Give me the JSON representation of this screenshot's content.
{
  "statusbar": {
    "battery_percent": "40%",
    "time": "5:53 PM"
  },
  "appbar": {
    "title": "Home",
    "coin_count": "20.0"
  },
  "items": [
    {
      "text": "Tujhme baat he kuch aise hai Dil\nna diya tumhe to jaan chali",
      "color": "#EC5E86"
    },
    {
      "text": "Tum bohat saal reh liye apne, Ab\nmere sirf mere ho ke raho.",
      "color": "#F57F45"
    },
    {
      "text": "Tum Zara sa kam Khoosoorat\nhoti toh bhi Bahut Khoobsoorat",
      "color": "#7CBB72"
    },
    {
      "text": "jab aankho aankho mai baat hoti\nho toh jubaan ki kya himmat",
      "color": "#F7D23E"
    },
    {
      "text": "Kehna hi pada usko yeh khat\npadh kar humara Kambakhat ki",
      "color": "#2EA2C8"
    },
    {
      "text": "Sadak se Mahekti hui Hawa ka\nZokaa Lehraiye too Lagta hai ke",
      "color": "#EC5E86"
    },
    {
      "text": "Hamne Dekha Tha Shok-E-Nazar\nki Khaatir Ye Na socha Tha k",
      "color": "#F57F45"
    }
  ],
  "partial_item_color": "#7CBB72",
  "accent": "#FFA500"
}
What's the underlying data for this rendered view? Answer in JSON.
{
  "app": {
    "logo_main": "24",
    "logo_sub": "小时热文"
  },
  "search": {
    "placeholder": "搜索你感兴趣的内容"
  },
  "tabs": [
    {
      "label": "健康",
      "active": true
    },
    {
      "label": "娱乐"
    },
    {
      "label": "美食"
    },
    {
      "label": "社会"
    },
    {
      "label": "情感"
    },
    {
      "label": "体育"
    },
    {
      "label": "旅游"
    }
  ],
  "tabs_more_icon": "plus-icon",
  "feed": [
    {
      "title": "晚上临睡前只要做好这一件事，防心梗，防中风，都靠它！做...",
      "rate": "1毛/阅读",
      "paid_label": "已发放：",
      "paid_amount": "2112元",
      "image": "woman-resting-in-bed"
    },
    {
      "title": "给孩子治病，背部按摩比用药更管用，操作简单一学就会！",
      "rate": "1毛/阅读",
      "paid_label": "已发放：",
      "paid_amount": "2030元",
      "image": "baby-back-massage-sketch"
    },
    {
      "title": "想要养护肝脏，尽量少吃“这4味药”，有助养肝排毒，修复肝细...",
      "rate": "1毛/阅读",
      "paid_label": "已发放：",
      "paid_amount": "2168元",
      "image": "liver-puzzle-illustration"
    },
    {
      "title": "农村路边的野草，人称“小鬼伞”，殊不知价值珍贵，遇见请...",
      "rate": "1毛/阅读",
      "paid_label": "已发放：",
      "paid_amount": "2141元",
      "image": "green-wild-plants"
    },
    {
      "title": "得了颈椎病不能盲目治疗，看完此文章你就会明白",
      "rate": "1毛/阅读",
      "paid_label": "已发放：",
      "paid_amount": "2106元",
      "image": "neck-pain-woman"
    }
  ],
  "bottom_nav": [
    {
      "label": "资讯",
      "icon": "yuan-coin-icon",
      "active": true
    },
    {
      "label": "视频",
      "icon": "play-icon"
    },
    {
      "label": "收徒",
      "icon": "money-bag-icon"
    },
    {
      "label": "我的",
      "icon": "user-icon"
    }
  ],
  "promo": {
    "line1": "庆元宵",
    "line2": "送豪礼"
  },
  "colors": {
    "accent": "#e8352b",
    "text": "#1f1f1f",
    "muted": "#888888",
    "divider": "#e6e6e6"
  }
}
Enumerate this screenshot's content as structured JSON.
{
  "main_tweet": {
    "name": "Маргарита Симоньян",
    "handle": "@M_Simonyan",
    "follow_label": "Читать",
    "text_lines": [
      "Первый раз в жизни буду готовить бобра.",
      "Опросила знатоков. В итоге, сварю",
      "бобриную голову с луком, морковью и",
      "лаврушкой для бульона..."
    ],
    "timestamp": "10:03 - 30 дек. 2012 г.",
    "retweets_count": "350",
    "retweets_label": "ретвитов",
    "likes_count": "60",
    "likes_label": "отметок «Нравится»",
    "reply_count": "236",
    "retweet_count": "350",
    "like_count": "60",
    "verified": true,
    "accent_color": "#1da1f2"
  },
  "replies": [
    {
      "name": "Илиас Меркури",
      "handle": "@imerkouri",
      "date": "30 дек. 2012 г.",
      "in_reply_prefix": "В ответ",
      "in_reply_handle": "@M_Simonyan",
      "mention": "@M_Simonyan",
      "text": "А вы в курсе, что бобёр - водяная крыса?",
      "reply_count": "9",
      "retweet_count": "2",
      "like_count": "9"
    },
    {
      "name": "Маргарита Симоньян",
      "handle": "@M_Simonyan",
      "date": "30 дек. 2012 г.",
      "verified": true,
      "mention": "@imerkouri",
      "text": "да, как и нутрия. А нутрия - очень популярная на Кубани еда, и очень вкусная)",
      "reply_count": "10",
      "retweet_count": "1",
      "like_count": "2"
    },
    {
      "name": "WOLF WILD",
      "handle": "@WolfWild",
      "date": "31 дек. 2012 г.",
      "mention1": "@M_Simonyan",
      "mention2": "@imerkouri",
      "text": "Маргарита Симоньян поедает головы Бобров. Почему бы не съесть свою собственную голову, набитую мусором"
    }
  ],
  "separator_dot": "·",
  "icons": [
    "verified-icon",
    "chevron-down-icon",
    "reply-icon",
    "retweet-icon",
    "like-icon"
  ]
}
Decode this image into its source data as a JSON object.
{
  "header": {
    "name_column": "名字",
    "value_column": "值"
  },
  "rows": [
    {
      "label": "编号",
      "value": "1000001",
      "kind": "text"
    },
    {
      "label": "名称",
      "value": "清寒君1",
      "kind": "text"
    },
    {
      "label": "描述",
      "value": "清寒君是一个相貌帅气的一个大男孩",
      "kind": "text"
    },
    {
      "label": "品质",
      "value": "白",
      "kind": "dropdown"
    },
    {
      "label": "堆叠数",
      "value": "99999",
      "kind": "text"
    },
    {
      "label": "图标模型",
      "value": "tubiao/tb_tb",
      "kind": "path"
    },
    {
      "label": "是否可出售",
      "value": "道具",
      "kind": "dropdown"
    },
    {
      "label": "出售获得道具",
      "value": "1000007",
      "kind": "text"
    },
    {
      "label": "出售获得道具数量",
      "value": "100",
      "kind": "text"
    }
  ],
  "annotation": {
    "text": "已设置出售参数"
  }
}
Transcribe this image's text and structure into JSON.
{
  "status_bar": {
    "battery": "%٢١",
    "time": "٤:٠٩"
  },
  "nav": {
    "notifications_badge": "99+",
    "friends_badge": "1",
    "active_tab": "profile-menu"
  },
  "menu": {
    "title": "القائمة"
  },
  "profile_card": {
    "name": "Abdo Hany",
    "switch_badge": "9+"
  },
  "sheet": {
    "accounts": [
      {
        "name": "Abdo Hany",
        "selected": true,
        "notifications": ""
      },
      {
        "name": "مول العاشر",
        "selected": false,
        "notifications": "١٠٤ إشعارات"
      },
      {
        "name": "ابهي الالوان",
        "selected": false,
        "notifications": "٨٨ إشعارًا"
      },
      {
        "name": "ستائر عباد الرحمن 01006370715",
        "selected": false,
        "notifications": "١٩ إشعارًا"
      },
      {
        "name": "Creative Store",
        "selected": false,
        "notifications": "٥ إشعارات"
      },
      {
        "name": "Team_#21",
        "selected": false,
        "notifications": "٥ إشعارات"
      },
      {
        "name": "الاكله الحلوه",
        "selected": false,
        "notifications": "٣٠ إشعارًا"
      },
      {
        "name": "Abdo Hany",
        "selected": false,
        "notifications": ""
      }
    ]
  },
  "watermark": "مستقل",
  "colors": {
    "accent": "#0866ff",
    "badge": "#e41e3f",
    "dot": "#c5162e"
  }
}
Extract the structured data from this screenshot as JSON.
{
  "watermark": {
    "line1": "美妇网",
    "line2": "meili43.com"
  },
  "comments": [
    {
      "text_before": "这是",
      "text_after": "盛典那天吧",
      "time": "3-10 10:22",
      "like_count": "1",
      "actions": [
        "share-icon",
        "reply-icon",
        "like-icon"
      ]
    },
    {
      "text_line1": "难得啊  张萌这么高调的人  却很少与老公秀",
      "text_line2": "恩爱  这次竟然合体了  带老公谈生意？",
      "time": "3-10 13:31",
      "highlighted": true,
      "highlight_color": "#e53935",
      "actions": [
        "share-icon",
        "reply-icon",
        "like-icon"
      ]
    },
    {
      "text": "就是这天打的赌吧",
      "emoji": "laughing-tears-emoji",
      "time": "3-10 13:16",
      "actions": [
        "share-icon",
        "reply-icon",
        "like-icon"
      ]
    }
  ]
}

********

**What to produce:** Copy every line that includes the string "this" from the material above.

**Completed exercise:**
Give me the JSON representation of this screenshot's content.
What's the underlying data for this rendered view? Answer in JSON.
Enumerate this screenshot's content as structured JSON.
Decode this image into its source data as a JSON object.
Transcribe this image's text and structure into JSON.
Extract the structured data from this screenshot as JSON.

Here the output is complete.